Work instruction: All lines below containing "lyser" are to be listed.

Entries from a visual dataset
-- -- --

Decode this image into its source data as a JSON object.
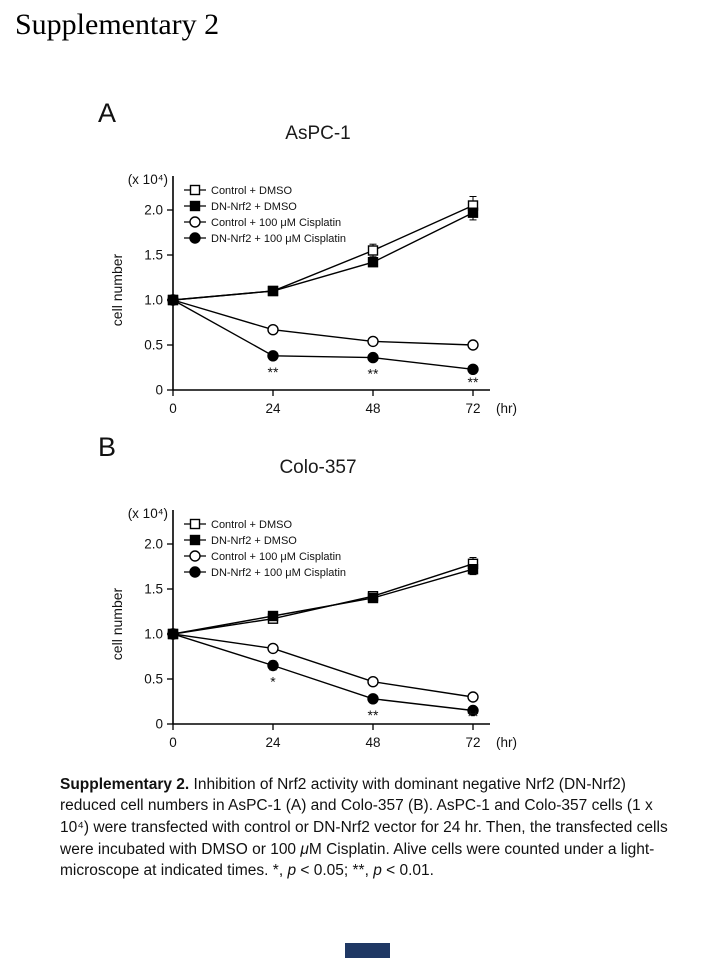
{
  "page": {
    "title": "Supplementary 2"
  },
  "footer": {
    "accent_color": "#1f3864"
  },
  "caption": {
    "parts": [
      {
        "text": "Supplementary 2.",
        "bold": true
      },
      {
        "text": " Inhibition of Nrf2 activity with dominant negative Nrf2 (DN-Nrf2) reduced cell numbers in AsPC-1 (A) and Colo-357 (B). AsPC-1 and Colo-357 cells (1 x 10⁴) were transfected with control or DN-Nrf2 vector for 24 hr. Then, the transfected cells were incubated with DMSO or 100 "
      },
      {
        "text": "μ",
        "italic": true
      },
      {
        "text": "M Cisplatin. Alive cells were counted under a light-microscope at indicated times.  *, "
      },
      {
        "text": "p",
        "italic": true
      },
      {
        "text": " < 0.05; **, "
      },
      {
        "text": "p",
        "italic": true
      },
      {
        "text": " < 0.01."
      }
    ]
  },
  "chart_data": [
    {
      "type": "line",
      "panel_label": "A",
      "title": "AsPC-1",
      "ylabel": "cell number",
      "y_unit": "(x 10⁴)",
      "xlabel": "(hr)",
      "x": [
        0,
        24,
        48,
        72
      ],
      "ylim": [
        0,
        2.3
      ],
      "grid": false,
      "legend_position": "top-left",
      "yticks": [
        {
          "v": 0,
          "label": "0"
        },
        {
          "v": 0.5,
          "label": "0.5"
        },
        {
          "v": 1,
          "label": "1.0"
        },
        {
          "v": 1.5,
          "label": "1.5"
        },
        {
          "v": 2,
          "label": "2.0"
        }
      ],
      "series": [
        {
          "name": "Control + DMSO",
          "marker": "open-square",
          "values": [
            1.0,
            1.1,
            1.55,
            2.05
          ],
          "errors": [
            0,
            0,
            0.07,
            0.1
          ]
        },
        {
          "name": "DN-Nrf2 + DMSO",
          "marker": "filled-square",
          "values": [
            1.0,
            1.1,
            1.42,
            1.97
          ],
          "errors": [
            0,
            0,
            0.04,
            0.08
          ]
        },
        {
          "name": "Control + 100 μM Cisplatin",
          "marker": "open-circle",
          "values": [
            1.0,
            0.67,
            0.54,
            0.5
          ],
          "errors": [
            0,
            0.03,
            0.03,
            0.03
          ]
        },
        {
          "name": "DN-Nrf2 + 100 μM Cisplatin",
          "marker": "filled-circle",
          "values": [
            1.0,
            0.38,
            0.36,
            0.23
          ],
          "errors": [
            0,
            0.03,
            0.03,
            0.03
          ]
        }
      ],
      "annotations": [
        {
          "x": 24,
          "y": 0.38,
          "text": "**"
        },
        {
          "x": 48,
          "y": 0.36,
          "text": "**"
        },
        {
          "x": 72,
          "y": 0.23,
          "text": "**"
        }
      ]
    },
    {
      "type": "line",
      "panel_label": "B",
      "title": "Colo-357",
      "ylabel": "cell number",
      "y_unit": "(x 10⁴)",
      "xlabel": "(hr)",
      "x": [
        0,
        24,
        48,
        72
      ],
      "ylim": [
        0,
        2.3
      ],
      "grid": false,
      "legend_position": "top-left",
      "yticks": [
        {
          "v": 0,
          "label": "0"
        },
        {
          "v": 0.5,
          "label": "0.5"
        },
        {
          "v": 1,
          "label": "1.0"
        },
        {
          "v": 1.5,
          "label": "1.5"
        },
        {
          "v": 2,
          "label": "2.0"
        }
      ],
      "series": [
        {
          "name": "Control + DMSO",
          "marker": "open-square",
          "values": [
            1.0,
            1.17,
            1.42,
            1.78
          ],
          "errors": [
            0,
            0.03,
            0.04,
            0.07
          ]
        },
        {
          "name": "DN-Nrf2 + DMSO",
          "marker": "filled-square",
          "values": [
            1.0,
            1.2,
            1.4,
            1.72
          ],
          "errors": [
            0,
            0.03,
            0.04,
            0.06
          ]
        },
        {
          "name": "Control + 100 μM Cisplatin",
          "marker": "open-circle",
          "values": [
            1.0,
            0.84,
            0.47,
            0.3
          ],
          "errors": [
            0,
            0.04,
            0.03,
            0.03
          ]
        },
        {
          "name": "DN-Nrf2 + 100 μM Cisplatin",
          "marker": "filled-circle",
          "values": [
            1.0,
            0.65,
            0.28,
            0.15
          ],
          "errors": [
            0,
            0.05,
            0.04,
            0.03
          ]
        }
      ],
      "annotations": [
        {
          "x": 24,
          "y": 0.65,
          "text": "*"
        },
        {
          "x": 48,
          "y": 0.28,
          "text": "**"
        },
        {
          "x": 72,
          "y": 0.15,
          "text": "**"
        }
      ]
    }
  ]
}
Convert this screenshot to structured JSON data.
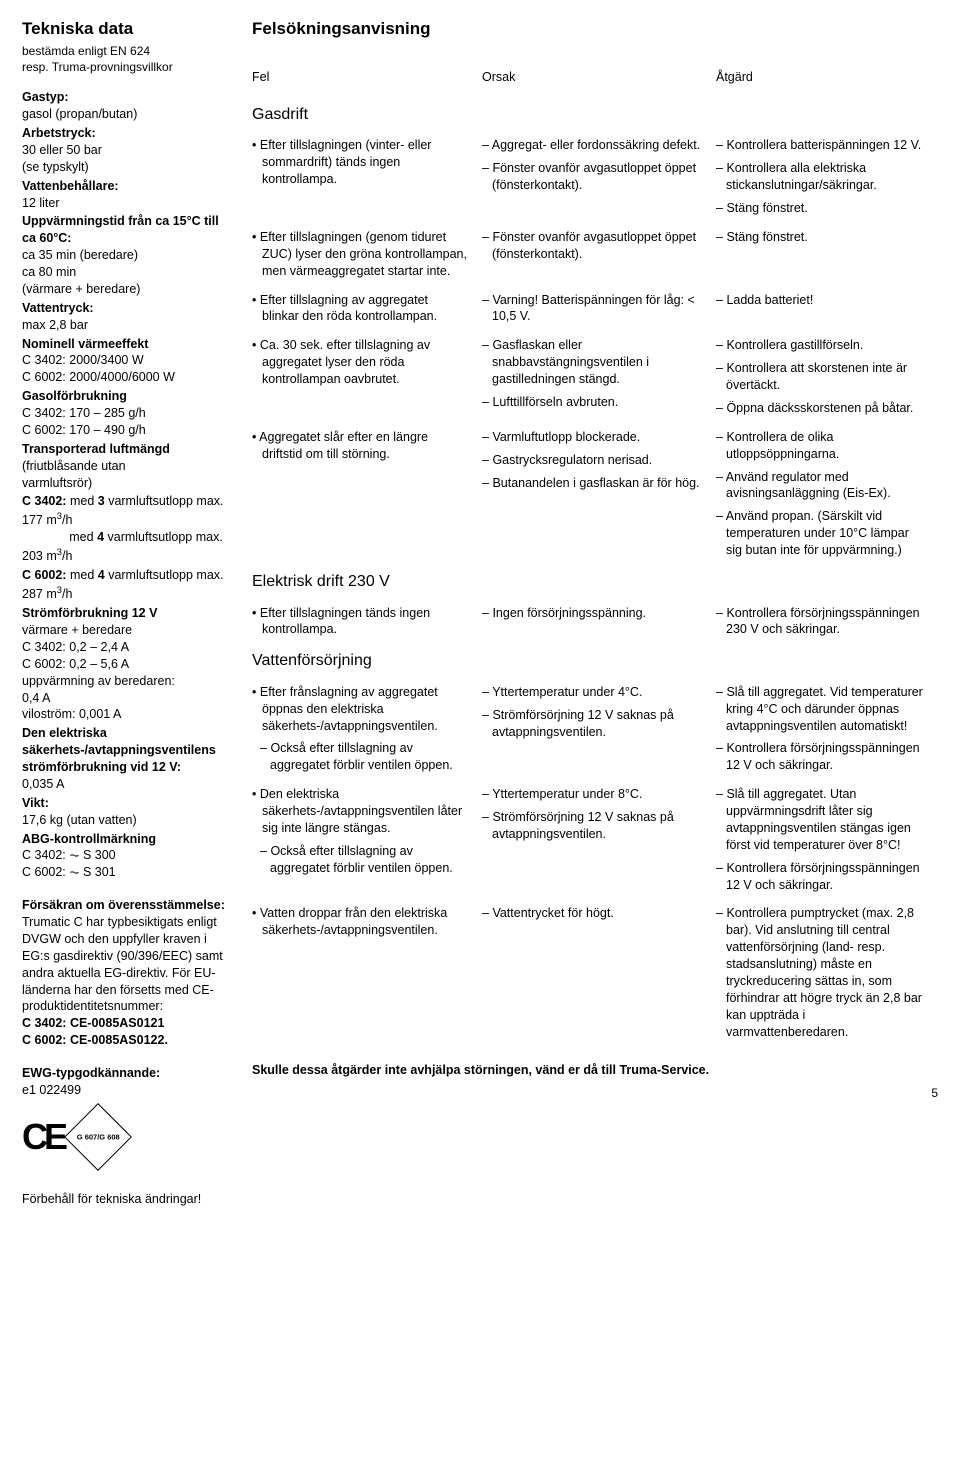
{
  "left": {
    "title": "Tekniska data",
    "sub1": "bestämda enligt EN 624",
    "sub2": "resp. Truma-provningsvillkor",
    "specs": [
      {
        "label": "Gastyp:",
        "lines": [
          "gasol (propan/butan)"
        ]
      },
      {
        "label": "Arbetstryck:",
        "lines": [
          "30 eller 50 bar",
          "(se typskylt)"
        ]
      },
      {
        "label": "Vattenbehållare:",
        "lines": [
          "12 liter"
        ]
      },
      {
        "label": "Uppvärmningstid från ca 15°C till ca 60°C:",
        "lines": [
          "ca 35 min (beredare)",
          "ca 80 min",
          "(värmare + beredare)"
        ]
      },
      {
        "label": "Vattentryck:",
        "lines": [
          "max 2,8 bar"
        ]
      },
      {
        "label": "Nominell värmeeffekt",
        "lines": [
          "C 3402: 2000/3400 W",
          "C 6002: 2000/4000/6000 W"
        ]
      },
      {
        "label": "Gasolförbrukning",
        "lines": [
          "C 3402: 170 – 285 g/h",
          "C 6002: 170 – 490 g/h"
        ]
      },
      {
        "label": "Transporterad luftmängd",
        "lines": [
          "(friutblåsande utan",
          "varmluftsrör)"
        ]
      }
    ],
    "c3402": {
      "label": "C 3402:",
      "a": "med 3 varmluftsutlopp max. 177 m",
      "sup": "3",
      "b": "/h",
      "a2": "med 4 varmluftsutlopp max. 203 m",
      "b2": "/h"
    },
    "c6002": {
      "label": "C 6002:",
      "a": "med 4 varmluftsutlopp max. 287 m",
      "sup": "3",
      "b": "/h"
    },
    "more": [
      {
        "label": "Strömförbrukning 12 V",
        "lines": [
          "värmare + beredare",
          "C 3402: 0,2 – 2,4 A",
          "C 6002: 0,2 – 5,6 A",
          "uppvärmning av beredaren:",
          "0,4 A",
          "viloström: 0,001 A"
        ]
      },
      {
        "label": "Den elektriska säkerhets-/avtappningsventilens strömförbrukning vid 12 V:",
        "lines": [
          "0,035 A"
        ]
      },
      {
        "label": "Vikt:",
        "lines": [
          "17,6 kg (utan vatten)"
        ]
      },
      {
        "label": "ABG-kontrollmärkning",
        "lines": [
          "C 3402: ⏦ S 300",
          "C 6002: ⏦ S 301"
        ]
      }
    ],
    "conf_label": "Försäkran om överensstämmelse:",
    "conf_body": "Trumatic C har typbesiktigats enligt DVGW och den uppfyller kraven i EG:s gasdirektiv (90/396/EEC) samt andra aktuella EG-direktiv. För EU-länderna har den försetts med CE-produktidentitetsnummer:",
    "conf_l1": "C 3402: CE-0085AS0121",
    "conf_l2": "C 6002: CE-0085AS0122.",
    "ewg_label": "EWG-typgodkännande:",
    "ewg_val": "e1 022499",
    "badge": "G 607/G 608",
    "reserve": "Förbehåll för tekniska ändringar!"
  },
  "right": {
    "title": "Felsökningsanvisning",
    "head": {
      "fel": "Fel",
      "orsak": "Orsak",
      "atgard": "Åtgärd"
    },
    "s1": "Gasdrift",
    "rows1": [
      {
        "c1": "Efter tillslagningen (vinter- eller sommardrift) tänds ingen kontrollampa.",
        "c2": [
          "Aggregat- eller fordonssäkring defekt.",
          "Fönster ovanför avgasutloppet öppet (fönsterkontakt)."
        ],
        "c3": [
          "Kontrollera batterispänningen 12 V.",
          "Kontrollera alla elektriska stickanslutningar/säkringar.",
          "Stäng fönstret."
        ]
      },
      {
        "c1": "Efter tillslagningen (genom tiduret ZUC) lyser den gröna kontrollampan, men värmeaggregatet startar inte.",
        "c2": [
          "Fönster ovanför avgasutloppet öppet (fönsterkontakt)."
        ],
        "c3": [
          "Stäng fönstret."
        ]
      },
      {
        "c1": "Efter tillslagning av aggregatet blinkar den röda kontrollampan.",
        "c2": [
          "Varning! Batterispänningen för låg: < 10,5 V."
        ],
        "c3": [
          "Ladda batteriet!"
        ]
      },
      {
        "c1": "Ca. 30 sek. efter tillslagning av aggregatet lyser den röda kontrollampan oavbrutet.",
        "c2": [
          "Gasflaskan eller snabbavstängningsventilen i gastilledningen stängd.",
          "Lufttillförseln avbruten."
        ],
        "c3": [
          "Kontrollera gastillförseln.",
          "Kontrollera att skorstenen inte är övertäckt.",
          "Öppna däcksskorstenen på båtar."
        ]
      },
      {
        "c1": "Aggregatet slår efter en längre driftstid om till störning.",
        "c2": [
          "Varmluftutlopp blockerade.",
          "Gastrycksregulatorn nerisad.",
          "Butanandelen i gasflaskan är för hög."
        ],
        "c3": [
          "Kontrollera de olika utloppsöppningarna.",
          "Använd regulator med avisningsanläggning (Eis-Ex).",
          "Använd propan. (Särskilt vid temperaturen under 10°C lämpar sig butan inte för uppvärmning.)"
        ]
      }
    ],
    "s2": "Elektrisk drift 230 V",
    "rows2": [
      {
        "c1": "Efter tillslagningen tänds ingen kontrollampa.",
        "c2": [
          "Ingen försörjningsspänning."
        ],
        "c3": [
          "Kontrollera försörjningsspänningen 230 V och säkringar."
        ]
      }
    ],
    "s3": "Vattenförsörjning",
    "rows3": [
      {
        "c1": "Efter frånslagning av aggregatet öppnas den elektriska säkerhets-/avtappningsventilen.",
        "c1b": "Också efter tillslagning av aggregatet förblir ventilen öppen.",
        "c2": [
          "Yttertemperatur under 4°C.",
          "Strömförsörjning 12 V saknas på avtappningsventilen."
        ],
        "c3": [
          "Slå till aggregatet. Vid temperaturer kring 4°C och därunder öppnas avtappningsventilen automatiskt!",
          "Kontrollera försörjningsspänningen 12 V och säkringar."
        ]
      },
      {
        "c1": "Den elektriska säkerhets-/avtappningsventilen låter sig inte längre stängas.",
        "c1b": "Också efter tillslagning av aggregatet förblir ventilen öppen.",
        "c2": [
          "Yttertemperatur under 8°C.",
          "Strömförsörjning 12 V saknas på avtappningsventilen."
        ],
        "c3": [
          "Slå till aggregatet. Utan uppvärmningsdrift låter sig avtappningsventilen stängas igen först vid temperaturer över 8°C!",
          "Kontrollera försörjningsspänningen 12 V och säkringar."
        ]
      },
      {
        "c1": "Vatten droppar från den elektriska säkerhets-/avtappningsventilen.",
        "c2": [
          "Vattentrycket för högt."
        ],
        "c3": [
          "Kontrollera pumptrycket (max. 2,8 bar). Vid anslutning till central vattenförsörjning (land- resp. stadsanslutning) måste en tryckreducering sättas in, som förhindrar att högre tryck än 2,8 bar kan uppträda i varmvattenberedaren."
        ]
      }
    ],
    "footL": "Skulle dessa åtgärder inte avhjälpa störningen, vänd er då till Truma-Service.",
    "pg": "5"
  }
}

-- -- --

Solution to the exercise:
        "c1": "Efter tillslagningen (genom tiduret ZUC) lyser den gröna kontrollampan, men värmeaggregatet startar inte.",
        "c1": "Ca. 30 sek. efter tillslagning av aggregatet lyser den röda kontrollampan oavbrutet.",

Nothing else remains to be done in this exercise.